• _Text excerpt_
By
Paul Kelbie Scotland Correspondent - 25 March
2003
Scottish fish farmers could be paid to move
their farms from mouths of rivers where wild
salmon and sea trout run following criticism
of their effect on the environment.
The booming
industry has been blamed for causing a decline
in wild fish stocks and for dumping vast
quantities of sewage into coastal waters.
In response,
Scotland's Deputy Environment Minister Allan
Wilson yesterday outlined a blueprint to offer
the £260m-a-year industry an environmental
lifeline.
In the past 20
years, output from Scotland's salmon farms has
risen from 4,000 tons to 127,000 tons of fish.
Friends of the
Earth says the waste discharged from fish
farms is equivalent to twice that from the
country's human population.
The Executive's
Strategic Framework for Aquaculture report
published yesterday concluded that there was
cause for concern.

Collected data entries

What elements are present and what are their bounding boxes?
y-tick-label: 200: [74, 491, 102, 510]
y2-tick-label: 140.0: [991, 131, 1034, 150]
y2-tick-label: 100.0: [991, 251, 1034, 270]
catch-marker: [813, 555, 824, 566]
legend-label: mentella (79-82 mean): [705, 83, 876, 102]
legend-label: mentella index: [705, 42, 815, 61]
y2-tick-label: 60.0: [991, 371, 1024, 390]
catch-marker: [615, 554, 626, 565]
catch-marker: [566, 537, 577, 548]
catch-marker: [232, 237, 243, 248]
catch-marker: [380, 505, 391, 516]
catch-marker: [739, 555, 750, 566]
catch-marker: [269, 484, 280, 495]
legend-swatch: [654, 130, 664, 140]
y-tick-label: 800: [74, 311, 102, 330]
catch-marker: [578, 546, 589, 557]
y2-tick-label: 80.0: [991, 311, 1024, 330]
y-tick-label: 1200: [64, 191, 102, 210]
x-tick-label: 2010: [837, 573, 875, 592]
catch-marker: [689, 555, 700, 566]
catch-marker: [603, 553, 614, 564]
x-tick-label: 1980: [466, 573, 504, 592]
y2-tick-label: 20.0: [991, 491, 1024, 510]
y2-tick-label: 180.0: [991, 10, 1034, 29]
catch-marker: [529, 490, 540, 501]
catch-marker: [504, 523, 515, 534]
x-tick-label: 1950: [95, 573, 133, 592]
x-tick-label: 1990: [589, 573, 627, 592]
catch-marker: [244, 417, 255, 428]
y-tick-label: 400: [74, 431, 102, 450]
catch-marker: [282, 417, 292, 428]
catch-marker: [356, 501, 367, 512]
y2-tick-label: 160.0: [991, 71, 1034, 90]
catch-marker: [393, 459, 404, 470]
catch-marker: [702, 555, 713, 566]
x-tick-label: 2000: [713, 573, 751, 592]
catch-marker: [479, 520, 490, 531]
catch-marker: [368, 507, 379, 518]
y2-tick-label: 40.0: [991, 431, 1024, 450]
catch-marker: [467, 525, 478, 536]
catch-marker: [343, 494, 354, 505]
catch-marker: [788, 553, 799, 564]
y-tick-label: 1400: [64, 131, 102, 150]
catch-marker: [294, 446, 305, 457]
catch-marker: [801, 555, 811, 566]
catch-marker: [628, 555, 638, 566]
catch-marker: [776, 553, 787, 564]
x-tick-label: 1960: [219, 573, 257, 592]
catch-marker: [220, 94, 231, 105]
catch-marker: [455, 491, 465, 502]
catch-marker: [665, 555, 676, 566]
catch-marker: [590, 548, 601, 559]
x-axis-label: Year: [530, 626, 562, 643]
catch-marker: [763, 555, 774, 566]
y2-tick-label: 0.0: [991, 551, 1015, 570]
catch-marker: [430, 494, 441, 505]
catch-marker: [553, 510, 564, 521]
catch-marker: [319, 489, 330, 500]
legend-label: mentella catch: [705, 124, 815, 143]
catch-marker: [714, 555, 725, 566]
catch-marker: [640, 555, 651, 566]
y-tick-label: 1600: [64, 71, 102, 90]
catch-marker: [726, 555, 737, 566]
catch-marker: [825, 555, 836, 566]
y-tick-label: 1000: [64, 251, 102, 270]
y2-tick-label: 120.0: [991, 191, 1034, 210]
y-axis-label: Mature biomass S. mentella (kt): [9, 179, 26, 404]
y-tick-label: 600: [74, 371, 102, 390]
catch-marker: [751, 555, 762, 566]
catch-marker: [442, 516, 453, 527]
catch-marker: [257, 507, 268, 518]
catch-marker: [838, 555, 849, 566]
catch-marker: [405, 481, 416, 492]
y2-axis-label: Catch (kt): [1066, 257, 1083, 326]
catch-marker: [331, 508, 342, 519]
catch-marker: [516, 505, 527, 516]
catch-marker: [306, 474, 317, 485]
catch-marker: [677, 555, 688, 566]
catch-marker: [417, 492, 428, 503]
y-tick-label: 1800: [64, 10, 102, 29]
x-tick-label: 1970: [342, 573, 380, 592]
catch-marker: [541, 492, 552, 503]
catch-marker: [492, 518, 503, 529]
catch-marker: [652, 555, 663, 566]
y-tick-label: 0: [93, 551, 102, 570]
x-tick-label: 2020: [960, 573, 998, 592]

• _Task set_
a) In the article on Scottish fish farming, retype the passage from "Friends of the" to "cause for concern.".
b) Condense the paragraph of the Scottish fish farming article that begins "In response, Scotland's Deputy Environment Minister" into a short bulleted list that keeps its main facts.
c) Carry on the article about Scottish fish farming above, picking up right after its final sentence.

• _Answers for this exercise_
a)
Friends of the
Earth says the waste discharged from fish
farms is equivalent to twice that from the
country's human population.
The Executive's
Strategic Framework for Aquaculture report
published yesterday concluded that there was
cause for concern.

b)
- Who: Scotland's Deputy Environment Minister Allan Wilson
- When: yesterday
- What: outlined a blueprint
- Purpose: to offer the £260m-a-year industry an environmental lifeline

c)
"The siting of
such farms in some cases may impact on wild
Atlantic salmon and sea trout and thus
indirectly also on freshwater mussels,'' it
said.
"In several
parts of the Highlands and Islands, wild
stocks of salmon and sea trout are already
severely depleted or even extinct.''
The influence
of salmon farming was likely to be only one of
several possible factors but it was important
action was taken to minimise any effects of
human activity on wild fish.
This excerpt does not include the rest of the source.